EXERCISE DESCRIPTION: Determine how many lines of the data below contain "nHeating", then give only that number.

Records that describe figures:
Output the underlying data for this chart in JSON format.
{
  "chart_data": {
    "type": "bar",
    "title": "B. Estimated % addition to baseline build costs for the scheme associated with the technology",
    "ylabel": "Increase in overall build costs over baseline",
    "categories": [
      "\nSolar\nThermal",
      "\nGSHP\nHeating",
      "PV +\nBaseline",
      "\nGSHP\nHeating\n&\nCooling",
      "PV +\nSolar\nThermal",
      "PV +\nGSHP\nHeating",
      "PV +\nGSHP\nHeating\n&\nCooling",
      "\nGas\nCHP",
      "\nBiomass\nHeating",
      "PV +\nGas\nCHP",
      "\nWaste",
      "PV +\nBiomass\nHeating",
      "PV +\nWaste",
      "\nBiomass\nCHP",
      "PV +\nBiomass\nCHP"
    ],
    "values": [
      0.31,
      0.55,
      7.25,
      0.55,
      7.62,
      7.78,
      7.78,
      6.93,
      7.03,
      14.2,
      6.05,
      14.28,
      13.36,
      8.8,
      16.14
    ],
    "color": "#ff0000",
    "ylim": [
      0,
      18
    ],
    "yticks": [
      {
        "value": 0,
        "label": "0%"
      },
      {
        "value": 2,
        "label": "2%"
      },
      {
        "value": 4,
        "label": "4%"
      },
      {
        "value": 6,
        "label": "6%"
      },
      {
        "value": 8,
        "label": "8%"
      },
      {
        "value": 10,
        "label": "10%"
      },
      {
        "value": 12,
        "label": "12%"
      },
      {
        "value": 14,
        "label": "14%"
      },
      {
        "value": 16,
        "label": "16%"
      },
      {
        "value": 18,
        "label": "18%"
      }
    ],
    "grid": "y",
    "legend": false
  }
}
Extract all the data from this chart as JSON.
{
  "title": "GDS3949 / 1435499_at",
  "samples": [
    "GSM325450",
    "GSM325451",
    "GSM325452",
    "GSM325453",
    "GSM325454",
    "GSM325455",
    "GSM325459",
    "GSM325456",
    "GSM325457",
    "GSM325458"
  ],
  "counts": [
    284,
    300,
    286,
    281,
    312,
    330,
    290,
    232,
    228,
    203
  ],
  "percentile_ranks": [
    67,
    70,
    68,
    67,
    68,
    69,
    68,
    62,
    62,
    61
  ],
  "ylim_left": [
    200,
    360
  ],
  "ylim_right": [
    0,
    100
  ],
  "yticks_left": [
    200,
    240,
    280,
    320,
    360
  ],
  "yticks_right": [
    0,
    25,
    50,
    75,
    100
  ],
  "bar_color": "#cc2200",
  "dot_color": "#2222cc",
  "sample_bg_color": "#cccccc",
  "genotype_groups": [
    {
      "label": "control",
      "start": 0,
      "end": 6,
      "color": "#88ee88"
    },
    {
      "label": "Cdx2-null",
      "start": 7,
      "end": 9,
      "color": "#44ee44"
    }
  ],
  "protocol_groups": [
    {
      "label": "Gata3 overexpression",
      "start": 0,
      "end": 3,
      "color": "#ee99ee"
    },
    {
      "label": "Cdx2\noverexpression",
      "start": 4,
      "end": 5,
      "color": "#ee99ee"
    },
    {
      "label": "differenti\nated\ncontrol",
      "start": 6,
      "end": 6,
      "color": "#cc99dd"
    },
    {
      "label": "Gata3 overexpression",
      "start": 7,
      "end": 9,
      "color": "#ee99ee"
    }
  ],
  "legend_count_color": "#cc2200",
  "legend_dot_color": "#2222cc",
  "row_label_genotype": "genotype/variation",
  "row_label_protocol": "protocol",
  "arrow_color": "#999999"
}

OUTPUT: 6